* Task
How many lines of these records hold the string "author"? Reply with the number alone.

* Information supplied
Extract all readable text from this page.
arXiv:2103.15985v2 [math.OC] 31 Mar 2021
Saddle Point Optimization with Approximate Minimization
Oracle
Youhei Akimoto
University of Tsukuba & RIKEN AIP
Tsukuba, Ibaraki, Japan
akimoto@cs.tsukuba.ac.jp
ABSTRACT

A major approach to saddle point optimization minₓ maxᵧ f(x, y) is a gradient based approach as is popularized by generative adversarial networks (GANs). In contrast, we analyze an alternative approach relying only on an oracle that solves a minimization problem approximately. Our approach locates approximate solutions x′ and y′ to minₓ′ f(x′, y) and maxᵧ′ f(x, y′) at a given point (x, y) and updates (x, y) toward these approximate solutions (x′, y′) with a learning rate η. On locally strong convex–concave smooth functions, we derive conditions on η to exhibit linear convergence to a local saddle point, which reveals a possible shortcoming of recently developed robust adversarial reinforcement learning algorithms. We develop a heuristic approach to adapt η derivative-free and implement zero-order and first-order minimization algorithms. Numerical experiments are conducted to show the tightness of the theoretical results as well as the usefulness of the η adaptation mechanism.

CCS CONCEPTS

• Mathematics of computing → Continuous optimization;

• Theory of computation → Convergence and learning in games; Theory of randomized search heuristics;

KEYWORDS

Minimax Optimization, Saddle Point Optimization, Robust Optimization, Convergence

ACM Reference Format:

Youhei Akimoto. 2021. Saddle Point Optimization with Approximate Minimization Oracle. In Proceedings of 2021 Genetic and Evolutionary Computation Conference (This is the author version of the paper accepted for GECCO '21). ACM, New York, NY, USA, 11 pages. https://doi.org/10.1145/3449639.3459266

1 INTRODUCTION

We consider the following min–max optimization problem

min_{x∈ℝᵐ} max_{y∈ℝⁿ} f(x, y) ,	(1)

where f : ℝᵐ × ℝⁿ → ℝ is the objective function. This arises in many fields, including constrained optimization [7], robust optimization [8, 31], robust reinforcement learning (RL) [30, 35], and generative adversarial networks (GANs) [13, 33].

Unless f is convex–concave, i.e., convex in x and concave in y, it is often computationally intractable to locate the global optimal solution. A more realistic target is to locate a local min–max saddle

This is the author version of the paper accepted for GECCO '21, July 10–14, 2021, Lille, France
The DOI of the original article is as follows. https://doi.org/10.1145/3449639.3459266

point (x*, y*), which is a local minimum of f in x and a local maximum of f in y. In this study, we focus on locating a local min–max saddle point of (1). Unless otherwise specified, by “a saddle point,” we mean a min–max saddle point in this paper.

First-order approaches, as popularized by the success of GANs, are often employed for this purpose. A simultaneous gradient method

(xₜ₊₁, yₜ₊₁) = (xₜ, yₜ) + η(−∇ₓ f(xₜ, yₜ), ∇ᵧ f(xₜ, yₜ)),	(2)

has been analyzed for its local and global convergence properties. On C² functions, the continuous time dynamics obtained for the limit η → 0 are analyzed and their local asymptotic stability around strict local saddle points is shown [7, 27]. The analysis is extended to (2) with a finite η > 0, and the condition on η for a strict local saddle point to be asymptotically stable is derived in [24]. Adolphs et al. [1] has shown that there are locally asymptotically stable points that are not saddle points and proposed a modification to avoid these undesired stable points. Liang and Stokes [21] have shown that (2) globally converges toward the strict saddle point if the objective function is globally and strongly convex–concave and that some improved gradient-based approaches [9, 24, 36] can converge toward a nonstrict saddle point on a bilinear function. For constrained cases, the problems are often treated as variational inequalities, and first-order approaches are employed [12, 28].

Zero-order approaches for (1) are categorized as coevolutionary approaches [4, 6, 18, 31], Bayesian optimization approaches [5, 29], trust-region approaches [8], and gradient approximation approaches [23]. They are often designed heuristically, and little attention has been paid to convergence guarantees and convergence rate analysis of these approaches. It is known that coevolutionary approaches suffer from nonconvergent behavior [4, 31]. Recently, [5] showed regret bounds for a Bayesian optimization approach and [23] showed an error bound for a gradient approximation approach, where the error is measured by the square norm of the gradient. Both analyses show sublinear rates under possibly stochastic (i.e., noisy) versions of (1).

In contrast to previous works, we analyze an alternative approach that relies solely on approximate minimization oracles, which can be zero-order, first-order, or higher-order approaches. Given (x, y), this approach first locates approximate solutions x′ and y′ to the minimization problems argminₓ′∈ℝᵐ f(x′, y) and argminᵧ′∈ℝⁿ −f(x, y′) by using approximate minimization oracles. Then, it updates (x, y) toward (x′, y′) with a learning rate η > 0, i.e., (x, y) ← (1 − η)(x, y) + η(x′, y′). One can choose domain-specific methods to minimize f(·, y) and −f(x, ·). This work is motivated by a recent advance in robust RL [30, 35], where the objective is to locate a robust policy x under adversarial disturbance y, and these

* Solved exercise
2